● What the task requires
Reproduce all entries precisely as they are written.

● Provided data
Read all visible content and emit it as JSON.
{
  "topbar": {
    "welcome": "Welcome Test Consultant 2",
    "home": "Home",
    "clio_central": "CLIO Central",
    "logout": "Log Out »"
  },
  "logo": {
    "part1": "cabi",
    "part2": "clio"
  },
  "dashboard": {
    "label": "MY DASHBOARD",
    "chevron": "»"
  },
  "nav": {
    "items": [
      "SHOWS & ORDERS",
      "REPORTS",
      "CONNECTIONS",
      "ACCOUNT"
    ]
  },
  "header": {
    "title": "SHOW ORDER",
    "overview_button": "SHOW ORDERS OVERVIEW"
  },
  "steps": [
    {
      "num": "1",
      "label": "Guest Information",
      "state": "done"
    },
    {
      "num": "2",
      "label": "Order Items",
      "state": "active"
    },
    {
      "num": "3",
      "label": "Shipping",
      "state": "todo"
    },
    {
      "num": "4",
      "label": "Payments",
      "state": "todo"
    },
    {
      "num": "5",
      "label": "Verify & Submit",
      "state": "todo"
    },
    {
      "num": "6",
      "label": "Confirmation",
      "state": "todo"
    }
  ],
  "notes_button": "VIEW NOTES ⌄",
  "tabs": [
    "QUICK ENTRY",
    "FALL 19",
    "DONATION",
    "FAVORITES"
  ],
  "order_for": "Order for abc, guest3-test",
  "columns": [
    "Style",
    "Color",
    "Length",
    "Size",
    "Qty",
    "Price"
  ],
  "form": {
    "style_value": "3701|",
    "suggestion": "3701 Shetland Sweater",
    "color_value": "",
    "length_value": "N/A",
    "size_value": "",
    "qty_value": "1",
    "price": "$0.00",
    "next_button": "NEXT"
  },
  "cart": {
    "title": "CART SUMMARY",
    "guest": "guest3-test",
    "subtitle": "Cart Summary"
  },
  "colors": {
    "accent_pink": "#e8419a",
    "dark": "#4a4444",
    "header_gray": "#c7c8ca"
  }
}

● Written response
Read all visible content and emit it as JSON.
{
  "topbar": {
    "welcome": "Welcome Test Consultant 2",
    "home": "Home",
    "clio_central": "CLIO Central",
    "logout": "Log Out »"
  },
  "logo": {
    "part1": "cabi",
    "part2": "clio"
  },
  "dashboard": {
    "label": "MY DASHBOARD",
    "chevron": "»"
  },
  "nav": {
    "items": [
      "SHOWS & ORDERS",
      "REPORTS",
      "CONNECTIONS",
      "ACCOUNT"
    ]
  },
  "header": {
    "title": "SHOW ORDER",
    "overview_button": "SHOW ORDERS OVERVIEW"
  },
  "steps": [
    {
      "num": "1",
      "label": "Guest Information",
      "state": "done"
    },
    {
      "num": "2",
      "label": "Order Items",
      "state": "active"
    },
    {
      "num": "3",
      "label": "Shipping",
      "state": "todo"
    },
    {
      "num": "4",
      "label": "Payments",
      "state": "todo"
    },
    {
      "num": "5",
      "label": "Verify & Submit",
      "state": "todo"
    },
    {
      "num": "6",
      "label": "Confirmation",
      "state": "todo"
    }
  ],
  "notes_button": "VIEW NOTES ⌄",
  "tabs": [
    "QUICK ENTRY",
    "FALL 19",
    "DONATION",
    "FAVORITES"
  ],
  "order_for": "Order for abc, guest3-test",
  "columns": [
    "Style",
    "Color",
    "Length",
    "Size",
    "Qty",
    "Price"
  ],
  "form": {
    "style_value": "3701|",
    "suggestion": "3701 Shetland Sweater",
    "color_value": "",
    "length_value": "N/A",
    "size_value": "",
    "qty_value": "1",
    "price": "$0.00",
    "next_button": "NEXT"
  },
  "cart": {
    "title": "CART SUMMARY",
    "guest": "guest3-test",
    "subtitle": "Cart Summary"
  },
  "colors": {
    "accent_pink": "#e8419a",
    "dark": "#4a4444",
    "header_gray": "#c7c8ca"
  }
}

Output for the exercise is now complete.